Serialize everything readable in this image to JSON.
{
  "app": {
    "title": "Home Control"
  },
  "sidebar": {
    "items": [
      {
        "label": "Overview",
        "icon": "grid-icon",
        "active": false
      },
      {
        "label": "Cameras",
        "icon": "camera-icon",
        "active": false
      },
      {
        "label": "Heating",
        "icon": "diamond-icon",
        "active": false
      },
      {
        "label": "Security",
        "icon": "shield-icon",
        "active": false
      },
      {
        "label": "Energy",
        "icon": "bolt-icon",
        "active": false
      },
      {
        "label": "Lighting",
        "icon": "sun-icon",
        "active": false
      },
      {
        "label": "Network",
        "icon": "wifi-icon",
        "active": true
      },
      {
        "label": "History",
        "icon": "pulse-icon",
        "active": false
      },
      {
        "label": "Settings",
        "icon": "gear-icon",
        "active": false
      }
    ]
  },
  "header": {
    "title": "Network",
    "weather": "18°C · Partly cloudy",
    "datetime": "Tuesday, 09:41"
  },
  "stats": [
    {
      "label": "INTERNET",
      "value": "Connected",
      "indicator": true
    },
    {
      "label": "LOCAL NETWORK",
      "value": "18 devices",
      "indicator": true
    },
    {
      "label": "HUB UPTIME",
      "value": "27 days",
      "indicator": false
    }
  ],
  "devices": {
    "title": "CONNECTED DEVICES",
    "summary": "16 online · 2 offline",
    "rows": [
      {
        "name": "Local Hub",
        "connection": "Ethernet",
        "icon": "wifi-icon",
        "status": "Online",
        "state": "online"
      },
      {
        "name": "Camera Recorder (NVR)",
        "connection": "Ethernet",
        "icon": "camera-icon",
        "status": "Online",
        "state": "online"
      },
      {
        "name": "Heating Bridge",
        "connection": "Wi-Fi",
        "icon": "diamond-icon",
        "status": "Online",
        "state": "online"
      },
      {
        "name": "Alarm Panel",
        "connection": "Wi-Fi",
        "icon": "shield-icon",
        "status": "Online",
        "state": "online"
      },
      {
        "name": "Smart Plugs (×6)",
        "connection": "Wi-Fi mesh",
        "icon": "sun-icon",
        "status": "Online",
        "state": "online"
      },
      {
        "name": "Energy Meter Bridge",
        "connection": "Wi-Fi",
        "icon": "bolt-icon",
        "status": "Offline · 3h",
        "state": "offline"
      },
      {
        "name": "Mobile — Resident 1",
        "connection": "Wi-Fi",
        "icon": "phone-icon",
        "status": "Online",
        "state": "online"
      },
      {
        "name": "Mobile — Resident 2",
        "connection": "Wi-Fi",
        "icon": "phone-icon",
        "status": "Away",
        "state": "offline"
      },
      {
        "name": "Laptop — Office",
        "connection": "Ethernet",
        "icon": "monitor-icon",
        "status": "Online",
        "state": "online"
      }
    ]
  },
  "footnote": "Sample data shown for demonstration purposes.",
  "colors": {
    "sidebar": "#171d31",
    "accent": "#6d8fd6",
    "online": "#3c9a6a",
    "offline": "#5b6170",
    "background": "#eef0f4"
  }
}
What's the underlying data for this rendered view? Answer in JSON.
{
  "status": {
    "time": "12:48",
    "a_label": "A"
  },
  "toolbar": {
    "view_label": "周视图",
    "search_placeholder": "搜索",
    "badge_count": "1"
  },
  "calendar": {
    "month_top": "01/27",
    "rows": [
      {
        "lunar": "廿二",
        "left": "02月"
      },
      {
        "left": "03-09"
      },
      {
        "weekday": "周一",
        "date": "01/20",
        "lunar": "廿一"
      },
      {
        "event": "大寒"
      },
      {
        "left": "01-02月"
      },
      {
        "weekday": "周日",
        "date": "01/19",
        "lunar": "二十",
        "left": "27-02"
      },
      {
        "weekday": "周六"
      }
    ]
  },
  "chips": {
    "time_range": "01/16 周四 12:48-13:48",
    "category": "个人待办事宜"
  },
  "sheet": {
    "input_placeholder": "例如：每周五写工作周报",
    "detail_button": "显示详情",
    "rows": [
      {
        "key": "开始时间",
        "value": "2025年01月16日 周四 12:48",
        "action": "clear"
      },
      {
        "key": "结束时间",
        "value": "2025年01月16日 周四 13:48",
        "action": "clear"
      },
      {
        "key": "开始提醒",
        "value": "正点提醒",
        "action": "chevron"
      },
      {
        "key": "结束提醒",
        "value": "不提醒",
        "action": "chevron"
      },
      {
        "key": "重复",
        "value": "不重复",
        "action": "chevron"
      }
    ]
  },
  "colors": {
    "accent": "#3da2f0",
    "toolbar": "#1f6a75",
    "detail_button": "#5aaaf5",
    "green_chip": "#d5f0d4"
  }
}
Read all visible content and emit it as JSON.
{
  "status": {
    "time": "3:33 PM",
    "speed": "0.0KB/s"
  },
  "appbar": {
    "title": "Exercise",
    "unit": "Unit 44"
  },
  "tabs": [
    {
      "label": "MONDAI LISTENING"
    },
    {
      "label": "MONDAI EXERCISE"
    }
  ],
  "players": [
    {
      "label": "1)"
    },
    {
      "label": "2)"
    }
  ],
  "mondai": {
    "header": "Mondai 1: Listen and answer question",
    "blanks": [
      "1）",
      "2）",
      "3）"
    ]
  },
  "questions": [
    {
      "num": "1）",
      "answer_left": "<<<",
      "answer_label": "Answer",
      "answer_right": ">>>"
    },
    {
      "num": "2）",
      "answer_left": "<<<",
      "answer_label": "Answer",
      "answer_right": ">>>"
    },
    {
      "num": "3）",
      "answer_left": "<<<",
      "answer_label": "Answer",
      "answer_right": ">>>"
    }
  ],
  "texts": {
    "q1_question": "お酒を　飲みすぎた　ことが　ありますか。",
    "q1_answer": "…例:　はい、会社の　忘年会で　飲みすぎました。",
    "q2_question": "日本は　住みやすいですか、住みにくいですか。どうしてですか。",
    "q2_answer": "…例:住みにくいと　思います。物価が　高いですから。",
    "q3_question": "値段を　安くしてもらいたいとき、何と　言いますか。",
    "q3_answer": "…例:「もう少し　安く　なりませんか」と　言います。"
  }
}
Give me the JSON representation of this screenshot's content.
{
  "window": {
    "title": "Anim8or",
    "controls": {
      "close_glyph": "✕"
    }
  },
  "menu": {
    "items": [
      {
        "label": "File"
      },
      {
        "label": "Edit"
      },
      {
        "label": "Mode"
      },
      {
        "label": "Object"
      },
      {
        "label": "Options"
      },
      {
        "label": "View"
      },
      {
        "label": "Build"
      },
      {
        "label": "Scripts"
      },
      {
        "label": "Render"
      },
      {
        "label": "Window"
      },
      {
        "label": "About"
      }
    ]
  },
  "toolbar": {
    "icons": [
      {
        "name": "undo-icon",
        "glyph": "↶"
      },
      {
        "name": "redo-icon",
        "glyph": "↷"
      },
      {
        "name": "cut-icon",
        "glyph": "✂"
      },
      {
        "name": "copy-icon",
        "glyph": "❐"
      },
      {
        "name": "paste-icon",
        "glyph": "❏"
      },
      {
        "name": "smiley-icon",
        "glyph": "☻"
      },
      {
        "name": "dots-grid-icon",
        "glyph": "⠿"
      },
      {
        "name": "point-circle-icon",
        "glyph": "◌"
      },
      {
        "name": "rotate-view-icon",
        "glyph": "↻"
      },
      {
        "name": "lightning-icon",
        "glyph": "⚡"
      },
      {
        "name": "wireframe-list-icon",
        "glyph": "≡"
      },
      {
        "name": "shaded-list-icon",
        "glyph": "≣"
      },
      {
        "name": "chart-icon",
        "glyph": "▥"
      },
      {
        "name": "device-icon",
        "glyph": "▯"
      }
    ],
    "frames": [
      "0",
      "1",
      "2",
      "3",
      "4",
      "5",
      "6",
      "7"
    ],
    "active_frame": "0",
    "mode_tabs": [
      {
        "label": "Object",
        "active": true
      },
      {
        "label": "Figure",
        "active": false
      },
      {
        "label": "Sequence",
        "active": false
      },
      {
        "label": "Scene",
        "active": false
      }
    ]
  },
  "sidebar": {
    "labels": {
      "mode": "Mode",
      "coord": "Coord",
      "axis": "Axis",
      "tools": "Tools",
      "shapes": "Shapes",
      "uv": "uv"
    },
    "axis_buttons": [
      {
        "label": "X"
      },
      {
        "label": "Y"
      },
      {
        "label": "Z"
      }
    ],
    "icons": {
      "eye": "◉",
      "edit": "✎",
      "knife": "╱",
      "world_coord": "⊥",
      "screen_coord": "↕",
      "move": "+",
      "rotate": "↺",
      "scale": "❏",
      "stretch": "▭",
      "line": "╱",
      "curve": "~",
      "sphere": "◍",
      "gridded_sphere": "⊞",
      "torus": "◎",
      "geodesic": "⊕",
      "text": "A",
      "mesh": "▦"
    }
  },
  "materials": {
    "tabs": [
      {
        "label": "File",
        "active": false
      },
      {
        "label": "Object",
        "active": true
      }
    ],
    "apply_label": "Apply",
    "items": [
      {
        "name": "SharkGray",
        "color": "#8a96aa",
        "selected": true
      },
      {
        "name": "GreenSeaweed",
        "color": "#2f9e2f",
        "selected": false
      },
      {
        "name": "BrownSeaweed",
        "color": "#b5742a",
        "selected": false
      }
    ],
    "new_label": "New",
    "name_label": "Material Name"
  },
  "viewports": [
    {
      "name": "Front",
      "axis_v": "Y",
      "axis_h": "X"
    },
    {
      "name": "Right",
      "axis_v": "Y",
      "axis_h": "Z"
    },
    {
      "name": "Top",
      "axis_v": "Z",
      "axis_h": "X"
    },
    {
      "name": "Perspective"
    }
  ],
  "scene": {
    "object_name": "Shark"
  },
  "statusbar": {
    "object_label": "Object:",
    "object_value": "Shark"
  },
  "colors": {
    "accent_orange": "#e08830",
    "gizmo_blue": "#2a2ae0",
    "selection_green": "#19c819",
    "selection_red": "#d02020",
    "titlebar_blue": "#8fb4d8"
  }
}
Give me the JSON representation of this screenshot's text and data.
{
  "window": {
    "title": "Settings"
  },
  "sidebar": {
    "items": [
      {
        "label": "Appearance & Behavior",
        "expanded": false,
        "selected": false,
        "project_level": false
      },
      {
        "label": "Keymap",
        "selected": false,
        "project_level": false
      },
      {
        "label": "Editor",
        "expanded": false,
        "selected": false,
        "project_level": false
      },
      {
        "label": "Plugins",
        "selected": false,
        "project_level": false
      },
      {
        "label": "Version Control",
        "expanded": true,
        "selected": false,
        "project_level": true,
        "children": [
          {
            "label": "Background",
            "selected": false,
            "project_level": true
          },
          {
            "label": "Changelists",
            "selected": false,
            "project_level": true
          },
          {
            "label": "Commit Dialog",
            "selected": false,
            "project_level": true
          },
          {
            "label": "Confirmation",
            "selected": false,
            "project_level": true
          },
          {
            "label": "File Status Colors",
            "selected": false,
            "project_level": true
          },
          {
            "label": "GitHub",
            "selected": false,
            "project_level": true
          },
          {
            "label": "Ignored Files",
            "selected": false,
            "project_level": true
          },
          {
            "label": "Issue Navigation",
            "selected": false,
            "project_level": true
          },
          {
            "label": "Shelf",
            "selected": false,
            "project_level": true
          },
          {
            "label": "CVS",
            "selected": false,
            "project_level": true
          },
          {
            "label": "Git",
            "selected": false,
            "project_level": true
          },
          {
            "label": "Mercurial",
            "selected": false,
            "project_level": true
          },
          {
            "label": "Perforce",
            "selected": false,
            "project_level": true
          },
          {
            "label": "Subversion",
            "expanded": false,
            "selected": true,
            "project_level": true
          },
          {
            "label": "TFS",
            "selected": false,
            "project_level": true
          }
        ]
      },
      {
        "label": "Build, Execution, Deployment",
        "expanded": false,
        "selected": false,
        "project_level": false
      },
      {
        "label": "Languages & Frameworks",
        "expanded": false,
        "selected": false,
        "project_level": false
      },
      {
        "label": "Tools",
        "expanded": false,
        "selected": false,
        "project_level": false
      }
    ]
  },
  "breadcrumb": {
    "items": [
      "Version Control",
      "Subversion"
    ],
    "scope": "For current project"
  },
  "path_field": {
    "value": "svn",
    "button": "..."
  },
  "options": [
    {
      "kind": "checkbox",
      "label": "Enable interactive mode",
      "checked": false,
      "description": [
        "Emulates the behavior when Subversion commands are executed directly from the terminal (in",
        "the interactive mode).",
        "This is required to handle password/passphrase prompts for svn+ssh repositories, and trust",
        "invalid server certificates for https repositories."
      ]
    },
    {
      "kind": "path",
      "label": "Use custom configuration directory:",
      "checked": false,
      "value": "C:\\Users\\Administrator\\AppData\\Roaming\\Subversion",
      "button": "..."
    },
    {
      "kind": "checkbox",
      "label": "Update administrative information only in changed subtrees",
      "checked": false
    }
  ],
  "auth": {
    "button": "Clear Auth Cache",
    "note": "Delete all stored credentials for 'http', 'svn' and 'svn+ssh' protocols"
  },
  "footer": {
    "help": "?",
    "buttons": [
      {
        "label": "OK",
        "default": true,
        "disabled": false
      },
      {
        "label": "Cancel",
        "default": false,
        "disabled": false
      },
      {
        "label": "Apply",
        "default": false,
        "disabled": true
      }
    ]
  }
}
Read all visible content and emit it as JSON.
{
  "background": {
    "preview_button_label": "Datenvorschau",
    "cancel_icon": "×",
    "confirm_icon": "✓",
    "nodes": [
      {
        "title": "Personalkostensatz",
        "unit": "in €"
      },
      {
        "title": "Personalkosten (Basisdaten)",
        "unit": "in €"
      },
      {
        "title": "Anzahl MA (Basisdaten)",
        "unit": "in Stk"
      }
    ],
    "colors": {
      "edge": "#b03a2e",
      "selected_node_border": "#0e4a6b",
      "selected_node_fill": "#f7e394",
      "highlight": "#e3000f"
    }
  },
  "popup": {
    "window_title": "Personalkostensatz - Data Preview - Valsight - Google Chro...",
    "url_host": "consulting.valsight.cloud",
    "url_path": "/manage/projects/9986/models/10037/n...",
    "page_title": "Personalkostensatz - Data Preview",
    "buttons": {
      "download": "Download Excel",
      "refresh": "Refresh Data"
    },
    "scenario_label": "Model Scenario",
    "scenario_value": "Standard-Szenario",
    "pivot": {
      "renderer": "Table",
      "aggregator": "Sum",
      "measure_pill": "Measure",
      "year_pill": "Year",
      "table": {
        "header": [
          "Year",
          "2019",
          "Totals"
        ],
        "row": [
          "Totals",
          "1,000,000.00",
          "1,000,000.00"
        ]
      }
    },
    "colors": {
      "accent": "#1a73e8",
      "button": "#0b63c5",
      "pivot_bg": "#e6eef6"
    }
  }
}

====

● **DIRECTIONS FOR THIS TASK**
The required output is the number of lines containing the word "Energy", and nothing besides.

● **THE OUTPUT**
2